(Entries in a dataset)
######
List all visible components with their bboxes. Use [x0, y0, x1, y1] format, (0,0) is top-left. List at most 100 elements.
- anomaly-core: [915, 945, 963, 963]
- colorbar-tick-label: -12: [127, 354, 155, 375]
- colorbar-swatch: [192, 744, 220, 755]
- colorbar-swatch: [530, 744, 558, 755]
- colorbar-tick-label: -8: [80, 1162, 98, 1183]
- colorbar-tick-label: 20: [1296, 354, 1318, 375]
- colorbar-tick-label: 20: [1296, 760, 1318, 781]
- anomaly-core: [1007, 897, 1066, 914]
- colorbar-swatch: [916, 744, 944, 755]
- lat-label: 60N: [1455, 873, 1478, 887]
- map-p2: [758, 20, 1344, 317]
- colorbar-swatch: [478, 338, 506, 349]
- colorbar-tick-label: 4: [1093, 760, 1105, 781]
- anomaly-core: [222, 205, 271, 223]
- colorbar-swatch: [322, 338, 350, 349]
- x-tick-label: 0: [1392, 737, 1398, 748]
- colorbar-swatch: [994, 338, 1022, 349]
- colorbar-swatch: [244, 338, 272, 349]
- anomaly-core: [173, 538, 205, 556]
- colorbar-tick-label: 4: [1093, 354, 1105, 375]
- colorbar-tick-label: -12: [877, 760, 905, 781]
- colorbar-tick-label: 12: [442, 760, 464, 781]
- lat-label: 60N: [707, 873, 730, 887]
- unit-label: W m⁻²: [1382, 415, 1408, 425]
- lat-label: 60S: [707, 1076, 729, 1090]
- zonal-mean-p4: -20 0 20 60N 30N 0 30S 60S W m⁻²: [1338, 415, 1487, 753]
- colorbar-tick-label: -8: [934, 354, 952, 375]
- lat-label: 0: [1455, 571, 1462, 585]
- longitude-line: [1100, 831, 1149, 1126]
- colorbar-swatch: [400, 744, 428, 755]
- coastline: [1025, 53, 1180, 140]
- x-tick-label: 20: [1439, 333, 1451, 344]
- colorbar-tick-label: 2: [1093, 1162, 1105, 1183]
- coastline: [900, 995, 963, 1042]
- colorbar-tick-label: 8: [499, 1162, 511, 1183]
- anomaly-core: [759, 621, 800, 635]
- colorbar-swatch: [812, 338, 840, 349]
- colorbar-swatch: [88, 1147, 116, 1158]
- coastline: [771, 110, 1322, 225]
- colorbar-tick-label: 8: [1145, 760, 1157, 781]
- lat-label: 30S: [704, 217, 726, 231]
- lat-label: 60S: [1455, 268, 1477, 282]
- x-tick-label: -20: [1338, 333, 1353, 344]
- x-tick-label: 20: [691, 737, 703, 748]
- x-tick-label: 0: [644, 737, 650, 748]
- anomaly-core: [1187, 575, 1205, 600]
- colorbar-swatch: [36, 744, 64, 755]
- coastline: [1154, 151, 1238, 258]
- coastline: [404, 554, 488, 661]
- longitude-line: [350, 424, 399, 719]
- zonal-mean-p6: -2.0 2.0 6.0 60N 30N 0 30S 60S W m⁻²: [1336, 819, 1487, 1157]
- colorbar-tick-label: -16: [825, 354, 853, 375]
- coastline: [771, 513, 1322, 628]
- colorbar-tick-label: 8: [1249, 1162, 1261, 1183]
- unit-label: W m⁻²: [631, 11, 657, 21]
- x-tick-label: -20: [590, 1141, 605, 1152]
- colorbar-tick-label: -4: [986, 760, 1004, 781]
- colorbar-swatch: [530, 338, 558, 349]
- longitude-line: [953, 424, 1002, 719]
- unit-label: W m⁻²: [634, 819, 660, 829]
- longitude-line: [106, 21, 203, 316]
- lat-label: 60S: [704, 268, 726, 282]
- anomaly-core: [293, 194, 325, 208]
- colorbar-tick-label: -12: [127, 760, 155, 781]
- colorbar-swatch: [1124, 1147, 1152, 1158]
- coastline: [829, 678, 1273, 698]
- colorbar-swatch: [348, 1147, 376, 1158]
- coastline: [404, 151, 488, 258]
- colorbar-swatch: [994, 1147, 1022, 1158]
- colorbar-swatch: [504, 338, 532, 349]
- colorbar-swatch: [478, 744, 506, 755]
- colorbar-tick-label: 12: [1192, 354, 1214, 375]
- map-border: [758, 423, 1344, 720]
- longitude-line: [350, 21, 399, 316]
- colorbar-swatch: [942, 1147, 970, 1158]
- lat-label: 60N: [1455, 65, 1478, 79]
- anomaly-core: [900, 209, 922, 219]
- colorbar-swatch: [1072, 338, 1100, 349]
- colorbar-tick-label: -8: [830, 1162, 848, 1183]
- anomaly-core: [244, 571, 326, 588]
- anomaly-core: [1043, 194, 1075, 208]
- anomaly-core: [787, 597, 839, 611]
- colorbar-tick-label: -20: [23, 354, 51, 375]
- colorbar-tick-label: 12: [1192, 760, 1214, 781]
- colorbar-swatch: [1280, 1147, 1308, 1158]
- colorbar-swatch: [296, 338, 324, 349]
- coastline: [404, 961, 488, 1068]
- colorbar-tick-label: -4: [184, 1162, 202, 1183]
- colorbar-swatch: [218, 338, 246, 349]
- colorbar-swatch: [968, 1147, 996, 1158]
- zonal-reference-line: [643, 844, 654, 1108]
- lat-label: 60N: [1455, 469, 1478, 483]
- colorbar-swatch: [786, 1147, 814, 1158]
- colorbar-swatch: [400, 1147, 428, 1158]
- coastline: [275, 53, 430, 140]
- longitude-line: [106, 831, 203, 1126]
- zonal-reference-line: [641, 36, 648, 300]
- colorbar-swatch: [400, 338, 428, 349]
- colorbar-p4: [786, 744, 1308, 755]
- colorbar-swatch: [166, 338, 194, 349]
######
Can you output the entries as a numbered list, starting at the first line and stopping after the line that contains "- colorbar-swatch: [322, 338, 350, 349]", with any blank lines left out?

▸ **Response to this task**
1. List all visible components with their bboxes. Use [x0, y0, x1, y1] format, (0,0) is top-left. List at most 100 elements.
2. - anomaly-core: [915, 945, 963, 963]
3. - colorbar-tick-label: -12: [127, 354, 155, 375]
4. - colorbar-swatch: [192, 744, 220, 755]
5. - colorbar-swatch: [530, 744, 558, 755]
6. - colorbar-tick-label: -8: [80, 1162, 98, 1183]
7. - colorbar-tick-label: 20: [1296, 354, 1318, 375]
8. - colorbar-tick-label: 20: [1296, 760, 1318, 781]
9. - anomaly-core: [1007, 897, 1066, 914]
10. - colorbar-swatch: [916, 744, 944, 755]
11. - lat-label: 60N: [1455, 873, 1478, 887]
12. - map-p2: [758, 20, 1344, 317]
13. - colorbar-swatch: [478, 338, 506, 349]
14. - colorbar-tick-label: 4: [1093, 760, 1105, 781]
15. - anomaly-core: [222, 205, 271, 223]
16. - colorbar-swatch: [322, 338, 350, 349]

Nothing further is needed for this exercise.